--- Data rows ---

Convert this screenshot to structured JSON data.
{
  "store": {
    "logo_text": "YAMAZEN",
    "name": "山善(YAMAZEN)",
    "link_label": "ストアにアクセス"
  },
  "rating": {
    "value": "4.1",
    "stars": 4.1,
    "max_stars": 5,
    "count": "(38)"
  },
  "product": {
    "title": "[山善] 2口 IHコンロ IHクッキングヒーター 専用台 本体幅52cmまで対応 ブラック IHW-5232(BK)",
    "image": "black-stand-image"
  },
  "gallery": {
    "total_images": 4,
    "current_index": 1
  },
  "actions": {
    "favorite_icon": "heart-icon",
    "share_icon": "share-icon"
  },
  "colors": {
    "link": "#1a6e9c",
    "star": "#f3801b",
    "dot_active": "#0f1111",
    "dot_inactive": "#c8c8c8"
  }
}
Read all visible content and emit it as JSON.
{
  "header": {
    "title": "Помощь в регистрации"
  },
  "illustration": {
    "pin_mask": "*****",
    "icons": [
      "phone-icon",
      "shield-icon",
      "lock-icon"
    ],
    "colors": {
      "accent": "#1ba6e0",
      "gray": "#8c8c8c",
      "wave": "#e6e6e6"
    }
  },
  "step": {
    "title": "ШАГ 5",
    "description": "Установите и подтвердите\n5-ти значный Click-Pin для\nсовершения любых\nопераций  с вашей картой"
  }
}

---

▸ The task: Copy out each line exactly as written.

▸ Result:
Convert this screenshot to structured JSON data.
{
  "store": {
    "logo_text": "YAMAZEN",
    "name": "山善(YAMAZEN)",
    "link_label": "ストアにアクセス"
  },
  "rating": {
    "value": "4.1",
    "stars": 4.1,
    "max_stars": 5,
    "count": "(38)"
  },
  "product": {
    "title": "[山善] 2口 IHコンロ IHクッキングヒーター 専用台 本体幅52cmまで対応 ブラック IHW-5232(BK)",
    "image": "black-stand-image"
  },
  "gallery": {
    "total_images": 4,
    "current_index": 1
  },
  "actions": {
    "favorite_icon": "heart-icon",
    "share_icon": "share-icon"
  },
  "colors": {
    "link": "#1a6e9c",
    "star": "#f3801b",
    "dot_active": "#0f1111",
    "dot_inactive": "#c8c8c8"
  }
}
Read all visible content and emit it as JSON.
{
  "header": {
    "title": "Помощь в регистрации"
  },
  "illustration": {
    "pin_mask": "*****",
    "icons": [
      "phone-icon",
      "shield-icon",
      "lock-icon"
    ],
    "colors": {
      "accent": "#1ba6e0",
      "gray": "#8c8c8c",
      "wave": "#e6e6e6"
    }
  },
  "step": {
    "title": "ШАГ 5",
    "description": "Установите и подтвердите\n5-ти значный Click-Pin для\nсовершения любых\nопераций  с вашей картой"
  }
}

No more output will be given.